**Task details**
Extract every line that includes the string "Solar".

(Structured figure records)
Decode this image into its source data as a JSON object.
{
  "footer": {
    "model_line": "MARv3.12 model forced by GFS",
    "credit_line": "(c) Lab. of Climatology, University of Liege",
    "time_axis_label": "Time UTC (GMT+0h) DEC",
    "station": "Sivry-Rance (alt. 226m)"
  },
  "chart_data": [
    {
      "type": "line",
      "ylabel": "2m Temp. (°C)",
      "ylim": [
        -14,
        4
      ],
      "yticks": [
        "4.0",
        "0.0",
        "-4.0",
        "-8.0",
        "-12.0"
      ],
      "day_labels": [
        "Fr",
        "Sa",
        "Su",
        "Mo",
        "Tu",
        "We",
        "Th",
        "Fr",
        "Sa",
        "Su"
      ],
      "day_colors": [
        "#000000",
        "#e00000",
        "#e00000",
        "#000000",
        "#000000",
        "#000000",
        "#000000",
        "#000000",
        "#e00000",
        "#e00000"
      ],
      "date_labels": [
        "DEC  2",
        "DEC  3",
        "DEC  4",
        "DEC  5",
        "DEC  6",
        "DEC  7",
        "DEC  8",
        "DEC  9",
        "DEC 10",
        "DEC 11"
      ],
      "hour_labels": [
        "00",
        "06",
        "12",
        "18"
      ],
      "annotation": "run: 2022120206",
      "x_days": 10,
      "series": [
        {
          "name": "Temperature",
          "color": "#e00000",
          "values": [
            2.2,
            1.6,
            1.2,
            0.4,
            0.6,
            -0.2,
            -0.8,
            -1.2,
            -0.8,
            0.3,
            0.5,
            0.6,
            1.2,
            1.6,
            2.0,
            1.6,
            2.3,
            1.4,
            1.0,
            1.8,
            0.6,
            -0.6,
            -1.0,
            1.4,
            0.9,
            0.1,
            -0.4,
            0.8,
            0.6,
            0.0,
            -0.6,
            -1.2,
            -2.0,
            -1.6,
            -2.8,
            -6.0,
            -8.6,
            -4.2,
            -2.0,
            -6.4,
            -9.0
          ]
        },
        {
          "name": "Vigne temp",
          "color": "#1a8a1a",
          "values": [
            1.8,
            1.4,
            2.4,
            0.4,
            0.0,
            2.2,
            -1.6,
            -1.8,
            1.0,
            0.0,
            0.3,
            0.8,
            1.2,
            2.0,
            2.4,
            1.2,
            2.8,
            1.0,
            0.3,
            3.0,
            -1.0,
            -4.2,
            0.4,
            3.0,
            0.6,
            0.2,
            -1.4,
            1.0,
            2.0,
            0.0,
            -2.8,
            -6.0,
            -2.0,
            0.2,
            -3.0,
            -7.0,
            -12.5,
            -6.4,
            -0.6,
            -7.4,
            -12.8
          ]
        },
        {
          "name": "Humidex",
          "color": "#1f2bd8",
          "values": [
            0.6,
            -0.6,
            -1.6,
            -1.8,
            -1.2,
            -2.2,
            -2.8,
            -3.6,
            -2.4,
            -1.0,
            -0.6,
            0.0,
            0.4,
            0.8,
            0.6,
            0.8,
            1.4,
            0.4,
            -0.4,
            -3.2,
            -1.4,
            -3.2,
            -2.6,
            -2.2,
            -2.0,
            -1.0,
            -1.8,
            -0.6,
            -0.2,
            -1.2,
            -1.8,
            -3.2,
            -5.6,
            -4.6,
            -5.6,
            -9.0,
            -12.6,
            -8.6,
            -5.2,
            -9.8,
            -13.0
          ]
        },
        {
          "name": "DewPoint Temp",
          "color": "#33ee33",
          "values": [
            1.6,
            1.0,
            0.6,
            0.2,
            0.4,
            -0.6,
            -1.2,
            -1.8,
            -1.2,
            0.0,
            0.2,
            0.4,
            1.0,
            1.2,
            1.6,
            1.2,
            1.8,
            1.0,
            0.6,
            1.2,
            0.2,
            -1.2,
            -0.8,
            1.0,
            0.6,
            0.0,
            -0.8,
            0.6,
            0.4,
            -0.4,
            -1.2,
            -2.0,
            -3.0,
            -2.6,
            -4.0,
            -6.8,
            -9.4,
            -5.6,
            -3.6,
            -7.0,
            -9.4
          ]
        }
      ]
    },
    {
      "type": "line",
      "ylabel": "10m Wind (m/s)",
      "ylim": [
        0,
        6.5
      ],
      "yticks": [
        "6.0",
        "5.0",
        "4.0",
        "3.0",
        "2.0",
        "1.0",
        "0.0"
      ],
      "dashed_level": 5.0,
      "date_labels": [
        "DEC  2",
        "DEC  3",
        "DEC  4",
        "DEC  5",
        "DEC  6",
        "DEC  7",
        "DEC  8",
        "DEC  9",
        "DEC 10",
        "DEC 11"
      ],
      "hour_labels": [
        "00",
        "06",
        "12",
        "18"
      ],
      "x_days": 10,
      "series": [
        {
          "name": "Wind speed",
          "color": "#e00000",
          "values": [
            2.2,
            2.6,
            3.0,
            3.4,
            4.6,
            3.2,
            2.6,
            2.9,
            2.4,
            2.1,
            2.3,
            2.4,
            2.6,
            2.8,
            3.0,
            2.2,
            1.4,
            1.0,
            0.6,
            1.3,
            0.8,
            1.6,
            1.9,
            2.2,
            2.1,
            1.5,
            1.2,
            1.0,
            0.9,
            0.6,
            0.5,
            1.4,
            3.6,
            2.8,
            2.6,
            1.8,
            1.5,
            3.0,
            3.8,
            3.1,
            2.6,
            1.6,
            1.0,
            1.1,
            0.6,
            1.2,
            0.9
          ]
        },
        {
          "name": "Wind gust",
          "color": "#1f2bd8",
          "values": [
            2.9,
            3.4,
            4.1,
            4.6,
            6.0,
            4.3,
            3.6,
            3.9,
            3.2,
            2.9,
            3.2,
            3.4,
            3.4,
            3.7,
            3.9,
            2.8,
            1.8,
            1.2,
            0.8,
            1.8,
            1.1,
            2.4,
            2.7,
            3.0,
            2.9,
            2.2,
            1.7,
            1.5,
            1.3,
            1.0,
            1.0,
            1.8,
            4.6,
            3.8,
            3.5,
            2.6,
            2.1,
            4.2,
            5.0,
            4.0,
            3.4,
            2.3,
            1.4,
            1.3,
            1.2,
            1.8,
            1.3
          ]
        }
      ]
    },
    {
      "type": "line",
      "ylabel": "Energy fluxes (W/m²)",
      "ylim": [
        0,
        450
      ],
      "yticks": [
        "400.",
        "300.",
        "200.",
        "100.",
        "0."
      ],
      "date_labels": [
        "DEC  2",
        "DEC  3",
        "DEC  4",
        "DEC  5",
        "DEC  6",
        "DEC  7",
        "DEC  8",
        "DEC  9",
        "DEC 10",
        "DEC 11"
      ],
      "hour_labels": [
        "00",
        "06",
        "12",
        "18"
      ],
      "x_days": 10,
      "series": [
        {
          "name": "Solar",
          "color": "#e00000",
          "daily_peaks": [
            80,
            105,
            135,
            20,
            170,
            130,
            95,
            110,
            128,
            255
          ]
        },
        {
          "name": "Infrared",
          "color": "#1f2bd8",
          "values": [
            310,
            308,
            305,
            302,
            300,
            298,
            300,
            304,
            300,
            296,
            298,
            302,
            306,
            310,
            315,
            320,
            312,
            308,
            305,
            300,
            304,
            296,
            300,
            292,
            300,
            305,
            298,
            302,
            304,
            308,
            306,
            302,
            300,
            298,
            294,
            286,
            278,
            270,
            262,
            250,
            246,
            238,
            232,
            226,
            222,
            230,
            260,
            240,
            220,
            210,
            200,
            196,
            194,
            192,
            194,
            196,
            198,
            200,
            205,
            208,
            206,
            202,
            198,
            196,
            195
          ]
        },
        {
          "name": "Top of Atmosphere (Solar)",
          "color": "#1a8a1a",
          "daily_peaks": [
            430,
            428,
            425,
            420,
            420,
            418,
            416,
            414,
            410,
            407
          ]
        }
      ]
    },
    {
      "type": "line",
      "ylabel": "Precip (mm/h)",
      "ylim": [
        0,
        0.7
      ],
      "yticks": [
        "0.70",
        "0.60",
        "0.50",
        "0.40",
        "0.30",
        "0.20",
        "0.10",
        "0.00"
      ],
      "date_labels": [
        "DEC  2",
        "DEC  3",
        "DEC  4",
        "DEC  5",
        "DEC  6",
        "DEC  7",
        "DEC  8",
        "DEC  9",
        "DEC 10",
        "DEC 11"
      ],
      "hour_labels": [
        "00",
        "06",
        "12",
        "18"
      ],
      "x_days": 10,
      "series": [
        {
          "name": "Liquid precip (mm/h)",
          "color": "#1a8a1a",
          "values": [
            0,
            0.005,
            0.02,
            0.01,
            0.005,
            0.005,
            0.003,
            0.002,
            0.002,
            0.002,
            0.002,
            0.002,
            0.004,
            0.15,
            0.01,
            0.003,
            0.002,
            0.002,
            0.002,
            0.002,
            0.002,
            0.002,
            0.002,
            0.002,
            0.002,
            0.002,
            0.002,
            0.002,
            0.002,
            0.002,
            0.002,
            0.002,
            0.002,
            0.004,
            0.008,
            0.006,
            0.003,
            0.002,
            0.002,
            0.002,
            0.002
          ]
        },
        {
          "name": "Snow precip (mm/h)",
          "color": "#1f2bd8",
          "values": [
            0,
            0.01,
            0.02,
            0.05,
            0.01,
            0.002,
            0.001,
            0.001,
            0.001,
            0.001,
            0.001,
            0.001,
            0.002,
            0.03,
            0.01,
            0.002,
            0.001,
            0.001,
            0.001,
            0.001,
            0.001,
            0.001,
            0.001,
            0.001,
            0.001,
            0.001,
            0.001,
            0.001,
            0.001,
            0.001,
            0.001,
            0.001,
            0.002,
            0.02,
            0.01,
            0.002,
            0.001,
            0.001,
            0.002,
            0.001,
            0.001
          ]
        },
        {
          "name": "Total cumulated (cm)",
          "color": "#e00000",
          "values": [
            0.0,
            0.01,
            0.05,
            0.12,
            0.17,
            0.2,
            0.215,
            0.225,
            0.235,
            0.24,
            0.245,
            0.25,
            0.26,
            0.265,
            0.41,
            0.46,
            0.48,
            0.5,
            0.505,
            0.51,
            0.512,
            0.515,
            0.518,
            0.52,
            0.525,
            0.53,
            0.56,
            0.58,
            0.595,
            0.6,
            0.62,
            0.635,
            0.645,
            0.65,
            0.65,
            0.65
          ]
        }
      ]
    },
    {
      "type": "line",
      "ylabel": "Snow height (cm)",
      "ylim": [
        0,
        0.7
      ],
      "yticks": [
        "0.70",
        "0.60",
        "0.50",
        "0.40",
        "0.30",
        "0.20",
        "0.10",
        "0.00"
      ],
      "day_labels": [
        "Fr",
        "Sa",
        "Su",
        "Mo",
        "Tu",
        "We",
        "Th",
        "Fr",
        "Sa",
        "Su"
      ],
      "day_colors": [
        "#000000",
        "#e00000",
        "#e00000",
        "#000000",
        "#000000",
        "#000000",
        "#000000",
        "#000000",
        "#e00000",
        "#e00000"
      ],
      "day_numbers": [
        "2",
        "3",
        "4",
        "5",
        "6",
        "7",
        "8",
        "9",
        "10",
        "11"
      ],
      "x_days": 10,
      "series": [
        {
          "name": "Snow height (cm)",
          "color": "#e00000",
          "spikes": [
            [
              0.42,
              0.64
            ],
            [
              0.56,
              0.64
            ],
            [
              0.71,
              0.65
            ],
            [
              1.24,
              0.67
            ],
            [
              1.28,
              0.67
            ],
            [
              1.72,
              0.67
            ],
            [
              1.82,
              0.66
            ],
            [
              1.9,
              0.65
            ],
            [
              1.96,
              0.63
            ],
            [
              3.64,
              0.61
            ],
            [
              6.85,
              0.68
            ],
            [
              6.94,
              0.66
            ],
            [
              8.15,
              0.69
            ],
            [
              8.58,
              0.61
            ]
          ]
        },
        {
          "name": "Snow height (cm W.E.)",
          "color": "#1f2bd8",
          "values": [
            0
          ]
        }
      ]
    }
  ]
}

**Result**
          "name": "Solar",
          "name": "Top of Atmosphere (Solar)",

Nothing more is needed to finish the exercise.